● EXCERPT
Fig. 3 Kinetic CO2 uptake experiments performed at 30 °C with a CO2 flow of 60 mL min−1 in MIL-53(Al), (black curve); MeOH@MIL-53(Al), (red curve) and i-PrOH@MIL-53(Al), (blue curve). |
Later, a calcined sample of MIL-53(Al) was activated (180 °C for 2 h and under a flow of N2), cooled down to 30 °C (under N2) and saturated with MeOH (see ESI†). After an activation protocol (see ESI†) the residual amount of MeOH was equal to 2 wt%. The reproducibility of this protocol was confirmed by performing 5 independent experiment (see ESI†). Hereinafter, this sample will be referred as MeOH@MIL-53(Al), [Al(OH)(BDC)]·MeOH0.08. Similar procedure was carried out for sample i-PrOH@MIL-53(Al), [Al(OH)(BDC)]·iPrOH0.05, as it is described in the ESI.†
It was decided to only pre-adsorbed small amounts of alcohols (MeOH and i-PrOH) in MIL-53(Al) samples, based on the investigation of confined H2O in the micropores of MIL-53(Cr),21 (a MOF material which is isostructural to MIL-53(Al)). Then, Paesani and co-workers21 demonstrated by computational infrared spectroscopy that at low water loadings, these water molecules interact strongly with the hydroxo (μ2-OH) functional groups, via hydrogen bonding, which are located inside the pore walls of MIL-53(Cr). Continuing with the investigation of MIL-53, by different calculation methodologies, Haigis22 employed molecular dynamics (MD), to show that H2O molecules can form strong hydrogen bonds with the μ2-OH functional groups, in MIL-53(Cr), as a function of water loading. In addition, Maurin et al.23 corroborated by GCMC computational simulations, in MIL-53(Cr), that at low water loadings, these H2O molecules are regularly accommodated inside all the pores of the material.

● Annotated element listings

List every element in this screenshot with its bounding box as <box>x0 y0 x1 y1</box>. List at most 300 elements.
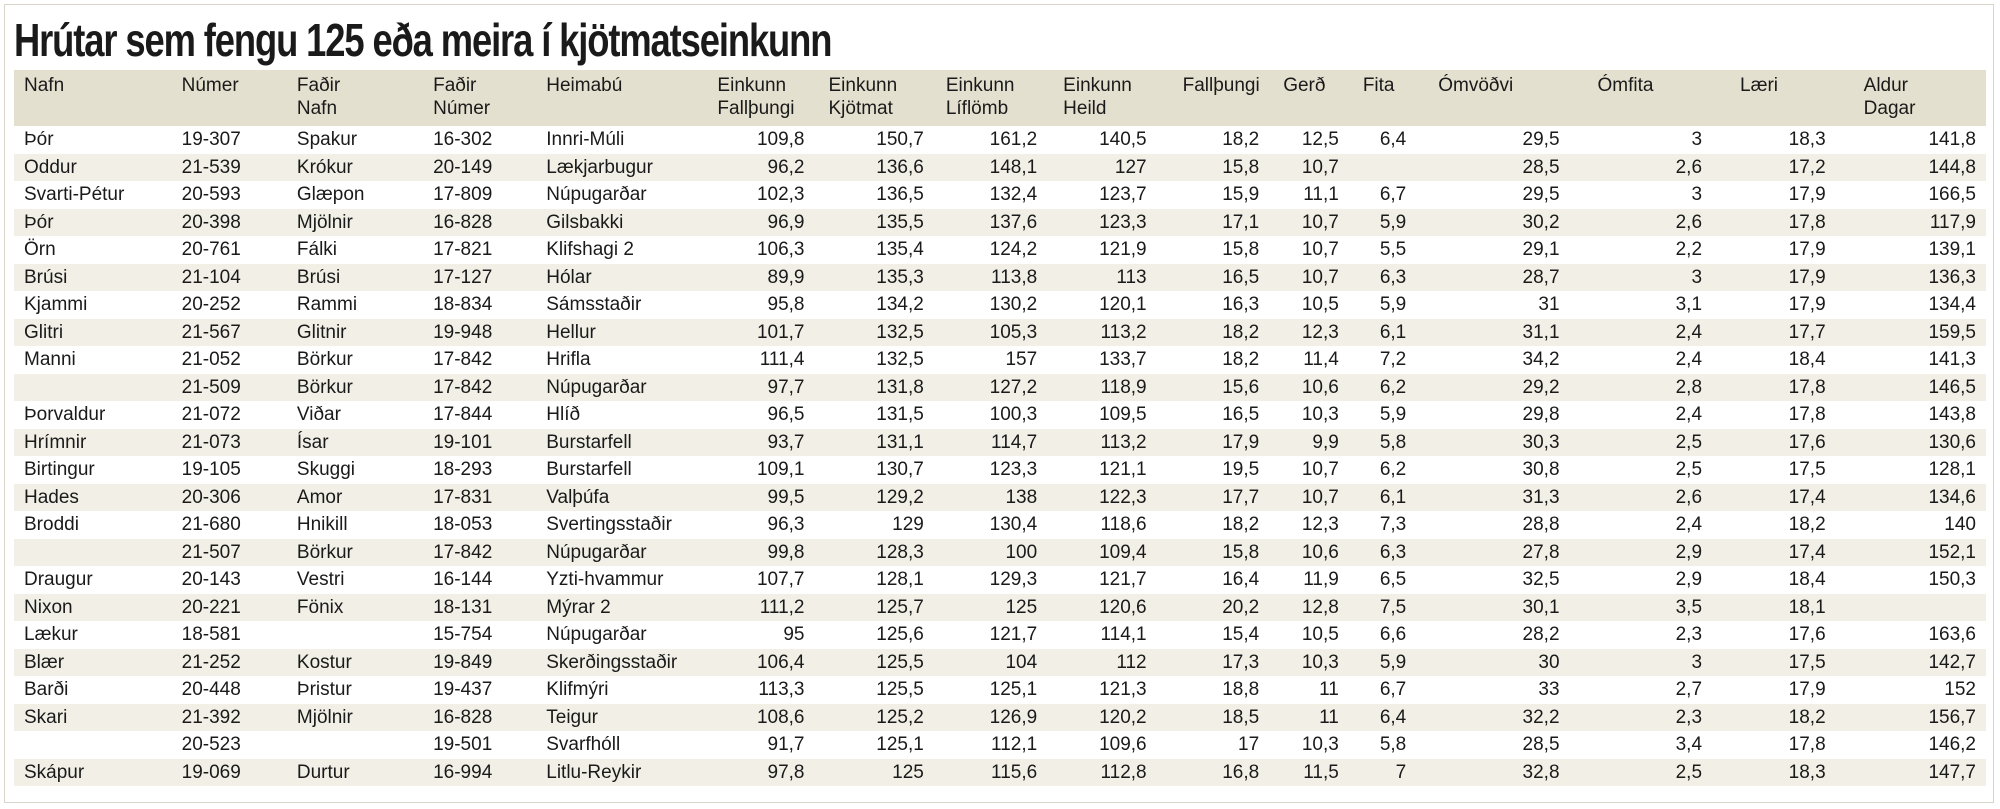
cell-omvodvi: 31,3 <box>1522 486 1560 508</box>
cell-nafn: Birtingur <box>24 459 95 480</box>
cell-eink_heild: 121,3 <box>1099 679 1147 700</box>
cell-eink_heild: 122,3 <box>1099 486 1147 508</box>
cell-heimabu: Skerðingsstaðir <box>546 651 678 673</box>
cell-gerd: 10,6 <box>1301 541 1339 563</box>
cell-gerd: 10,5 <box>1301 294 1339 315</box>
cell-laeri: 17,4 <box>1788 486 1826 508</box>
cell-aldur: 128,1 <box>1928 459 1976 480</box>
cell-fallthungi: 16,3 <box>1222 294 1260 315</box>
cell-nafn: Þorvaldur <box>24 404 106 425</box>
cell-eink_heild: 121,7 <box>1099 569 1147 590</box>
column-header-line: Nafn <box>296 98 338 119</box>
cell-eink_kjot: 125,7 <box>876 596 924 618</box>
cell-fadir_numer: 16-994 <box>433 761 493 783</box>
cell-omvodvi: 32,5 <box>1522 569 1560 590</box>
cell-fadir_nafn: Börkur <box>296 541 353 563</box>
cell-eink_kjot: 125,6 <box>876 624 924 645</box>
cell-omfita: 3 <box>1691 266 1703 288</box>
cell-aldur: 141,3 <box>1928 349 1976 370</box>
cell-nafn: Þór <box>24 129 54 150</box>
cell-fallthungi: 15,9 <box>1222 184 1260 205</box>
cell-eink_kjot: 132,5 <box>876 349 924 370</box>
cell-eink_lif: 132,4 <box>989 184 1038 205</box>
cell-numer: 19-069 <box>181 761 241 783</box>
cell-fallthungi: 15,6 <box>1222 376 1260 398</box>
cell-eink_lif: 125,1 <box>989 679 1038 700</box>
cell-omvodvi: 28,5 <box>1522 156 1560 178</box>
cell-laeri: 17,5 <box>1788 459 1826 480</box>
cell-eink_fall: 93,7 <box>767 431 805 453</box>
table-row <box>14 181 1986 209</box>
cell-numer: 21-509 <box>181 376 241 398</box>
cell-heimabu: Sámsstaðir <box>546 294 642 315</box>
cell-aldur: 141,8 <box>1928 129 1976 150</box>
cell-fita: 5,5 <box>1379 239 1407 260</box>
cell-fadir_nafn: Börkur <box>296 376 353 398</box>
cell-numer: 21-392 <box>181 706 241 728</box>
cell-fita: 5,8 <box>1379 431 1407 453</box>
cell-numer: 19-307 <box>181 129 241 150</box>
cell-omfita: 2,9 <box>1675 541 1703 563</box>
cell-aldur: 156,7 <box>1928 706 1976 728</box>
cell-fita: 6,7 <box>1379 184 1407 205</box>
cell-nafn: Manni <box>24 349 76 370</box>
cell-eink_lif: 105,3 <box>989 321 1038 343</box>
cell-fadir_nafn <box>297 731 433 759</box>
cell-omvodvi: 30 <box>1538 651 1560 673</box>
cell-fadir_numer: 19-948 <box>433 321 493 343</box>
cell-eink_lif: 130,4 <box>989 514 1038 535</box>
column-header-line: Líflömb <box>945 98 1009 119</box>
cell-laeri: 17,5 <box>1788 651 1826 673</box>
cell-fadir_numer: 15-754 <box>433 624 493 645</box>
cell-gerd: 11,5 <box>1303 761 1339 783</box>
table-row <box>14 649 1986 677</box>
cell-aldur: 152 <box>1944 679 1976 700</box>
cell-heimabu: Núpugarðar <box>546 184 647 205</box>
cell-fallthungi: 18,2 <box>1222 514 1260 535</box>
cell-fadir_numer: 19-849 <box>433 651 493 673</box>
cell-heimabu: Núpugarðar <box>546 376 647 398</box>
cell-aldur: 143,8 <box>1928 404 1976 425</box>
cell-fallthungi: 18,2 <box>1222 129 1260 150</box>
cell-fita: 6,7 <box>1379 679 1407 700</box>
cell-fita: 6,2 <box>1379 376 1407 398</box>
table-title: Hrútar sem fengu 125 eða meira í kjötmatseinkunn <box>14 14 832 66</box>
cell-numer: 20-221 <box>181 596 241 618</box>
cell-eink_kjot: 129 <box>892 514 924 535</box>
cell-nafn: Draugur <box>24 569 93 590</box>
cell-eink_lif: 124,2 <box>989 239 1038 260</box>
table-row <box>14 511 1986 539</box>
cell-heimabu: Klifmýri <box>546 679 609 700</box>
cell-aldur: 146,5 <box>1928 376 1976 398</box>
cell-numer: 21-507 <box>181 541 241 563</box>
cell-eink_lif: 137,6 <box>989 211 1038 233</box>
cell-fadir_nafn: Börkur <box>296 349 353 370</box>
cell-eink_kjot: 125,1 <box>876 734 924 755</box>
table-row <box>14 676 1986 704</box>
cell-fadir_numer: 17-821 <box>433 239 493 260</box>
cell-nafn: Svarti-Pétur <box>24 184 125 205</box>
cell-eink_fall: 95 <box>783 624 805 645</box>
cell-eink_heild: 109,5 <box>1099 404 1147 425</box>
cell-eink_heild: 123,3 <box>1099 211 1147 233</box>
cell-fadir_nafn: Durtur <box>296 761 350 783</box>
cell-eink_kjot: 136,6 <box>876 156 924 178</box>
cell-omvodvi: 30,8 <box>1522 459 1560 480</box>
cell-fadir_numer: 16-144 <box>433 569 493 590</box>
column-header-aldur <box>1850 70 1986 126</box>
cell-fadir_numer: 17-844 <box>433 404 493 425</box>
cell-heimabu: Hrifla <box>546 349 591 370</box>
cell-eink_fall: 89,9 <box>767 266 805 288</box>
cell-omvodvi: 32,2 <box>1522 706 1560 728</box>
cell-aldur: 140 <box>1944 514 1976 535</box>
cell-eink_heild: 109,6 <box>1099 734 1147 755</box>
cell-numer: 20-593 <box>181 184 241 205</box>
cell-laeri: 18,2 <box>1788 706 1826 728</box>
column-header-line: Faðir <box>296 75 341 96</box>
cell-fita: 6,3 <box>1379 266 1407 288</box>
cell-fallthungi: 15,4 <box>1222 624 1260 645</box>
cell-eink_heild: 112 <box>1116 651 1147 673</box>
column-header-line: Nafn <box>24 75 65 96</box>
cell-aldur: 136,3 <box>1928 266 1976 288</box>
cell-omfita: 2,6 <box>1675 156 1703 178</box>
cell-heimabu: Svertingsstaðir <box>546 514 672 535</box>
cell-eink_fall: 108,6 <box>756 706 805 728</box>
cell-fadir_numer: 19-501 <box>433 734 493 755</box>
cell-fita: 5,9 <box>1379 294 1407 315</box>
cell-eink_kjot: 125,2 <box>876 706 924 728</box>
cell-eink_kjot: 125 <box>892 761 924 783</box>
cell-eink_lif: 130,2 <box>989 294 1038 315</box>
cell-laeri: 17,8 <box>1788 376 1826 398</box>
cell-numer: 20-306 <box>181 486 241 508</box>
table-row <box>14 539 1986 567</box>
cell-eink_heild: 118,6 <box>1100 514 1147 535</box>
cell-heimabu: Burstarfell <box>546 459 632 480</box>
cell-omfita: 2,5 <box>1675 459 1703 480</box>
column-header-eink_heild <box>1049 70 1168 126</box>
table-row <box>14 759 1986 787</box>
cell-fadir_nafn: Amor <box>296 486 343 508</box>
cell-eink_fall: 95,8 <box>767 294 805 315</box>
cell-heimabu: Svarfhóll <box>546 734 621 755</box>
column-header-gerd <box>1269 70 1349 126</box>
cell-fadir_numer: 17-809 <box>433 184 493 205</box>
cell-eink_fall: 101,7 <box>756 321 805 343</box>
column-header-line: Faðir <box>433 75 477 96</box>
cell-eink_lif: 114,7 <box>991 431 1038 453</box>
cell-eink_kjot: 132,5 <box>876 321 924 343</box>
cell-aldur: 152,1 <box>1928 541 1976 563</box>
cell-omvodvi: 31 <box>1538 294 1560 315</box>
cell-nafn: Skápur <box>24 761 85 783</box>
cell-eink_fall: 99,5 <box>767 486 805 508</box>
table-row <box>14 484 1986 512</box>
cell-omvodvi: 28,5 <box>1522 734 1560 755</box>
cell-eink_fall: 96,5 <box>767 404 805 425</box>
cell-eink_fall: 113,3 <box>758 679 805 700</box>
cell-gerd: 10,3 <box>1301 651 1339 673</box>
table-row <box>14 209 1986 237</box>
cell-fallthungi: 15,8 <box>1222 239 1260 260</box>
column-header-line: Fallþungi <box>717 98 795 119</box>
cell-laeri: 17,8 <box>1788 404 1826 425</box>
cell-fita: 6,1 <box>1379 321 1407 343</box>
table-row <box>14 236 1986 264</box>
cell-laeri: 17,9 <box>1788 239 1826 260</box>
cell-omfita: 2,4 <box>1675 404 1703 425</box>
cell-eink_fall: 96,2 <box>767 156 805 178</box>
column-header-eink_lif <box>932 70 1049 126</box>
cell-eink_kjot: 130,7 <box>876 459 924 480</box>
cell-omfita: 2,3 <box>1675 706 1703 728</box>
cell-fita: 5,9 <box>1379 651 1407 673</box>
cell-eink_fall: 96,3 <box>767 514 805 535</box>
cell-laeri: 17,6 <box>1788 624 1826 645</box>
column-header-line: Einkunn <box>828 75 898 96</box>
cell-laeri: 17,9 <box>1788 679 1826 700</box>
cell-fita: 6,2 <box>1379 459 1407 480</box>
cell-aldur: 142,7 <box>1928 651 1976 673</box>
cell-aldur: 134,6 <box>1928 486 1976 508</box>
cell-eink_heild: 113 <box>1116 266 1147 288</box>
cell-numer: 21-680 <box>181 514 241 535</box>
cell-fita: 7,2 <box>1379 349 1407 370</box>
cell-fadir_numer: 20-149 <box>433 156 493 178</box>
cell-heimabu: Yzti-hvammur <box>546 569 664 590</box>
cell-laeri: 17,4 <box>1788 541 1826 563</box>
column-header-line: Einkunn <box>717 75 787 96</box>
cell-gerd: 9,9 <box>1312 431 1339 453</box>
cell-aldur: 139,1 <box>1928 239 1976 260</box>
cell-fallthungi: 17,7 <box>1222 486 1260 508</box>
cell-fadir_nafn: Fönix <box>296 596 344 618</box>
cell-numer: 20-761 <box>181 239 241 260</box>
cell-fadir_nafn: Fálki <box>296 239 338 260</box>
cell-fita: 5,9 <box>1379 404 1407 425</box>
cell-fadir_numer: 17-127 <box>433 266 493 288</box>
column-header-nafn <box>14 70 182 126</box>
cell-gerd: 12,8 <box>1301 596 1339 618</box>
cell-numer: 19-105 <box>181 459 241 480</box>
cell-omfita: 2,3 <box>1675 624 1703 645</box>
cell-omvodvi: 32,8 <box>1522 761 1560 783</box>
cell-eink_kjot: 128,3 <box>876 541 924 563</box>
table-row <box>14 154 1986 182</box>
cell-fallthungi: 18,5 <box>1222 706 1260 728</box>
cell-aldur: 146,2 <box>1928 734 1976 755</box>
cell-omfita: 2,9 <box>1675 569 1703 590</box>
cell-eink_kjot: 150,7 <box>876 129 924 150</box>
cell-fita: 7,5 <box>1379 596 1407 618</box>
column-header-fadir_numer <box>433 70 546 126</box>
cell-nafn: Glitri <box>24 321 64 343</box>
cell-omvodvi: 30,3 <box>1522 431 1560 453</box>
cell-omvodvi: 30,2 <box>1522 211 1560 233</box>
cell-eink_kjot: 135,5 <box>876 211 924 233</box>
column-header-line: Númer <box>181 75 239 96</box>
cell-eink_fall: 106,3 <box>756 239 805 260</box>
cell-eink_heild: 121,1 <box>1099 459 1147 480</box>
column-header-line: Einkunn <box>1063 75 1132 96</box>
cell-nafn: Oddur <box>24 156 77 178</box>
cell-omfita: 3,1 <box>1675 294 1703 315</box>
cell-fita: 6,4 <box>1379 706 1407 728</box>
column-header-heimabu <box>546 70 703 126</box>
column-header-laeri <box>1726 70 1850 126</box>
column-header-omvodvi <box>1424 70 1583 126</box>
cell-eink_kjot: 135,4 <box>876 239 924 260</box>
table-row <box>14 291 1986 319</box>
cell-omvodvi: 28,7 <box>1522 266 1560 288</box>
cell-fita: 6,1 <box>1379 486 1407 508</box>
cell-eink_kjot: 131,1 <box>876 431 924 453</box>
column-header-line: Dagar <box>1863 98 1916 119</box>
cell-omfita: 2,4 <box>1675 321 1703 343</box>
cell-gerd: 11,1 <box>1303 184 1339 205</box>
cell-laeri: 17,9 <box>1788 294 1826 315</box>
cell-laeri: 18,3 <box>1788 129 1826 150</box>
cell-laeri: 17,8 <box>1788 734 1826 755</box>
cell-fallthungi: 18,2 <box>1222 349 1260 370</box>
cell-fallthungi: 17,1 <box>1222 211 1260 233</box>
cell-omvodvi: 29,5 <box>1522 184 1560 205</box>
cell-omfita: 3,4 <box>1675 734 1703 755</box>
cell-eink_kjot: 125,5 <box>876 679 924 700</box>
cell-fadir_nafn <box>297 621 433 649</box>
cell-eink_fall: 107,7 <box>756 569 805 590</box>
cell-omfita: 2,2 <box>1675 239 1703 260</box>
cell-numer: 21-072 <box>181 404 241 425</box>
cell-fadir_nafn: Vestri <box>296 569 345 590</box>
cell-numer: 21-252 <box>181 651 241 673</box>
cell-aldur: 117,9 <box>1929 211 1976 233</box>
cell-eink_heild: 109,4 <box>1099 541 1147 563</box>
cell-fallthungi: 20,2 <box>1222 596 1260 618</box>
column-header-fallthungi <box>1169 70 1270 126</box>
cell-laeri: 18,1 <box>1788 596 1826 618</box>
cell-eink_heild: 127 <box>1114 156 1147 178</box>
cell-fallthungi: 19,5 <box>1222 459 1260 480</box>
cell-omvodvi: 29,2 <box>1522 376 1560 398</box>
table-row <box>14 731 1986 759</box>
cell-omfita: 2,4 <box>1675 349 1703 370</box>
cell-nafn: Barði <box>24 679 69 700</box>
cell-fadir_numer: 18-131 <box>433 596 493 618</box>
cell-numer: 21-104 <box>181 266 241 288</box>
cell-gerd: 10,7 <box>1301 266 1339 288</box>
cell-fadir_nafn: Mjölnir <box>296 211 353 233</box>
cell-aldur: 150,3 <box>1928 569 1976 590</box>
cell-fadir_nafn: Ísar <box>296 431 329 453</box>
cell-omvodvi: 29,1 <box>1522 239 1560 260</box>
cell-numer: 21-073 <box>181 431 241 453</box>
cell-eink_kjot: 136,5 <box>876 184 924 205</box>
cell-eink_fall: 96,9 <box>767 211 805 233</box>
cell-fadir_nafn: Spakur <box>296 129 358 150</box>
cell-eink_fall: 97,7 <box>767 376 805 398</box>
cell-fadir_numer: 17-831 <box>433 486 493 508</box>
cell-gerd: 12,3 <box>1301 321 1339 343</box>
cell-nafn: Skari <box>24 706 68 728</box>
cell-omvodvi: 27,8 <box>1522 541 1560 563</box>
cell-eink_lif: 125 <box>1005 596 1038 618</box>
cell-heimabu: Litlu-Reykir <box>546 761 642 783</box>
cell-nafn <box>14 374 182 402</box>
cell-laeri: 17,6 <box>1788 431 1826 453</box>
cell-heimabu: Teigur <box>546 706 598 728</box>
cell-eink_heild: 113,2 <box>1100 431 1147 453</box>
cell-eink_lif: 115,6 <box>991 761 1038 783</box>
cell-heimabu: Mýrar 2 <box>546 596 611 618</box>
cell-eink_kjot: 131,8 <box>876 376 924 398</box>
cell-eink_heild: 113,2 <box>1100 321 1147 343</box>
cell-fadir_nafn: Glitnir <box>296 321 347 343</box>
cell-eink_heild: 120,1 <box>1099 294 1147 315</box>
cell-eink_kjot: 128,1 <box>876 569 924 590</box>
cell-heimabu: Gilsbakki <box>546 211 624 233</box>
column-header-eink_kjot <box>814 70 931 126</box>
cell-laeri: 18,2 <box>1788 514 1826 535</box>
cell-gerd: 11,4 <box>1303 349 1339 370</box>
cell-gerd: 10,7 <box>1301 459 1339 480</box>
table-row <box>14 594 1986 622</box>
cell-fadir_numer: 18-053 <box>433 514 493 535</box>
cell-eink_lif: 161,2 <box>989 129 1038 150</box>
cell-nafn: Lækur <box>24 624 78 645</box>
cell-eink_heild: 120,2 <box>1099 706 1147 728</box>
cell-fallthungi: 18,2 <box>1222 321 1260 343</box>
table-row <box>14 346 1986 374</box>
cell-fallthungi: 16,5 <box>1222 404 1260 425</box>
cell-omvodvi: 29,5 <box>1522 129 1560 150</box>
cell-omfita: 2,5 <box>1675 431 1703 453</box>
cell-heimabu: Núpugarðar <box>546 541 647 563</box>
table-row <box>14 319 1986 347</box>
table-row <box>14 374 1986 402</box>
cell-nafn: Blær <box>24 651 65 673</box>
cell-fadir_nafn: Mjölnir <box>296 706 353 728</box>
cell-fadir_numer: 18-293 <box>433 459 493 480</box>
cell-eink_fall: 97,8 <box>767 761 805 783</box>
cell-aldur: 159,5 <box>1928 321 1976 343</box>
cell-eink_kjot: 135,3 <box>876 266 924 288</box>
cell-eink_lif: 113,8 <box>991 266 1038 288</box>
cell-gerd: 10,3 <box>1301 734 1339 755</box>
cell-omvodvi: 30,1 <box>1522 596 1560 618</box>
cell-fita: 6,4 <box>1379 129 1407 150</box>
cell-numer: 20-523 <box>181 734 241 755</box>
column-header-line: Gerð <box>1283 75 1326 96</box>
cell-gerd: 12,5 <box>1301 129 1339 150</box>
cell-fadir_numer: 16-828 <box>433 211 493 233</box>
cell-fita: 7 <box>1395 761 1407 783</box>
cell-numer: 20-398 <box>181 211 241 233</box>
cell-fadir_numer: 19-101 <box>433 431 493 453</box>
cell-omfita: 3,5 <box>1675 596 1703 618</box>
cell-gerd: 11 <box>1319 706 1339 728</box>
cell-numer: 21-567 <box>181 321 241 343</box>
table-body <box>14 126 1986 786</box>
cell-eink_heild: 120,6 <box>1099 596 1147 618</box>
cell-numer: 20-143 <box>181 569 241 590</box>
cell-eink_lif: 127,2 <box>989 376 1038 398</box>
table-row <box>14 126 1986 154</box>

● EXERCISES
1. Translate this sentence from the excerpt on MIL-53(Al) into Spanish: "After an activation protocol (see ESI†) the residual amount of MeOH was equal to 2 wt%."
2. In the excerpt on MIL-53(Al), under what conditions was the calcined sample activated before it was saturated with MeOH?
The items aren't needed for any task.

● EXPECTED OUTPUTS
1. Tras un protocolo de activación (ver ESI†), la cantidad residual de MeOH fue igual al 2 % en peso.

2. At 180 °C for 2 h under a flow of N2.